Work instructions:
Copy every line in which the string "color" occurs.

-- begin Data excerpts --

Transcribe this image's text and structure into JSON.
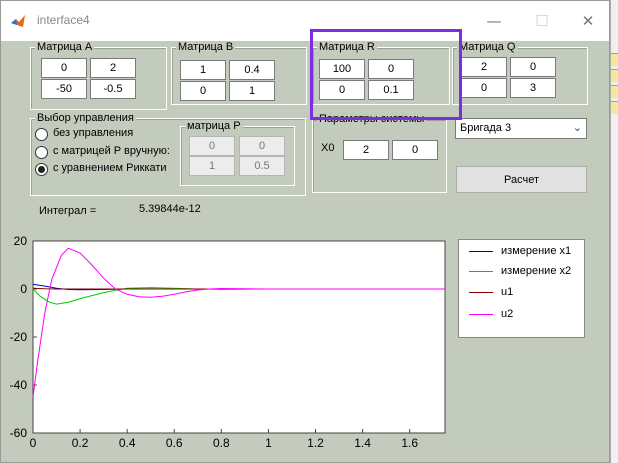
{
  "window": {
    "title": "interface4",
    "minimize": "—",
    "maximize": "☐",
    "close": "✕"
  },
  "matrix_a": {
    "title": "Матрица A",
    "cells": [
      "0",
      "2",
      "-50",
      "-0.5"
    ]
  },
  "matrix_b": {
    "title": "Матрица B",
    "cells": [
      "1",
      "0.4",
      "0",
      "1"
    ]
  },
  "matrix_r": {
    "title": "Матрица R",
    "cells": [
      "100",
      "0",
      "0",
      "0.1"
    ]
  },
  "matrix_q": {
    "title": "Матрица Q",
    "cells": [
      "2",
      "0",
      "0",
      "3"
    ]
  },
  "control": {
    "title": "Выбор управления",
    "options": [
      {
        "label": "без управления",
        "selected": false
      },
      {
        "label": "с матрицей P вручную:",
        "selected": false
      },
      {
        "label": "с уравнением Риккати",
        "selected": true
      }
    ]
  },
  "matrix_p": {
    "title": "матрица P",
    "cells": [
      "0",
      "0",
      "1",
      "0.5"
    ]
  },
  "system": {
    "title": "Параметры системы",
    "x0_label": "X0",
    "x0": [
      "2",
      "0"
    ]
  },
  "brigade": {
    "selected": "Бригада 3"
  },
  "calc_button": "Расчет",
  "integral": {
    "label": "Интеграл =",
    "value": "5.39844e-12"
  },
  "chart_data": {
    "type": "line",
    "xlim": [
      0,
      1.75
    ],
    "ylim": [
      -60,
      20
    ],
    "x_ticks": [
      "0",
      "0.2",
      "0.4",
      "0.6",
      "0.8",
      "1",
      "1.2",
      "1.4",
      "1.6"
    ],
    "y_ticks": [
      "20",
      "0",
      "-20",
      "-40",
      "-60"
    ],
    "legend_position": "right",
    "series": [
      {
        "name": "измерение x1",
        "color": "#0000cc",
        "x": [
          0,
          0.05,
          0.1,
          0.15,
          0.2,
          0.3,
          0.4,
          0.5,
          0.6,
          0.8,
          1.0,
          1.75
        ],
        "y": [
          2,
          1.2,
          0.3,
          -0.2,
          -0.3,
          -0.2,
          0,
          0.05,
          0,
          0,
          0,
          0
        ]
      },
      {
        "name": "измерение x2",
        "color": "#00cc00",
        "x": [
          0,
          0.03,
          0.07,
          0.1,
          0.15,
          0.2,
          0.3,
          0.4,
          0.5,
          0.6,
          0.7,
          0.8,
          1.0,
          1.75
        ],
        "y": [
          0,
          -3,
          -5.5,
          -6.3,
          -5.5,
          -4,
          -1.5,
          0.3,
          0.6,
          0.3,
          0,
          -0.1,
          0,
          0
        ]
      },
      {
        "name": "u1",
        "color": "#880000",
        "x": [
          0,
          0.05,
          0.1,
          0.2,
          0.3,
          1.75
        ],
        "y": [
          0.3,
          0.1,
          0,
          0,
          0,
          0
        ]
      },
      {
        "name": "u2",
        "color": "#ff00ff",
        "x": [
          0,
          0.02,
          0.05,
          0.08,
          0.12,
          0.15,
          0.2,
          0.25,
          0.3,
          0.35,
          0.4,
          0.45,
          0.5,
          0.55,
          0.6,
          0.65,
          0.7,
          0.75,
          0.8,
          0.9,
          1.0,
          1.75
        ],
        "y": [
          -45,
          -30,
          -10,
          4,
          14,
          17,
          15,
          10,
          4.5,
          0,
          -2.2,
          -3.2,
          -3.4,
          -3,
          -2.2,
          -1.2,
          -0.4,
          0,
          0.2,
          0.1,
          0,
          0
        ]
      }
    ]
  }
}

-- end Data excerpts --

Exercise solution:
        "color": "#0000cc",
        "color": "#00cc00",
        "color": "#880000",
        "color": "#ff00ff",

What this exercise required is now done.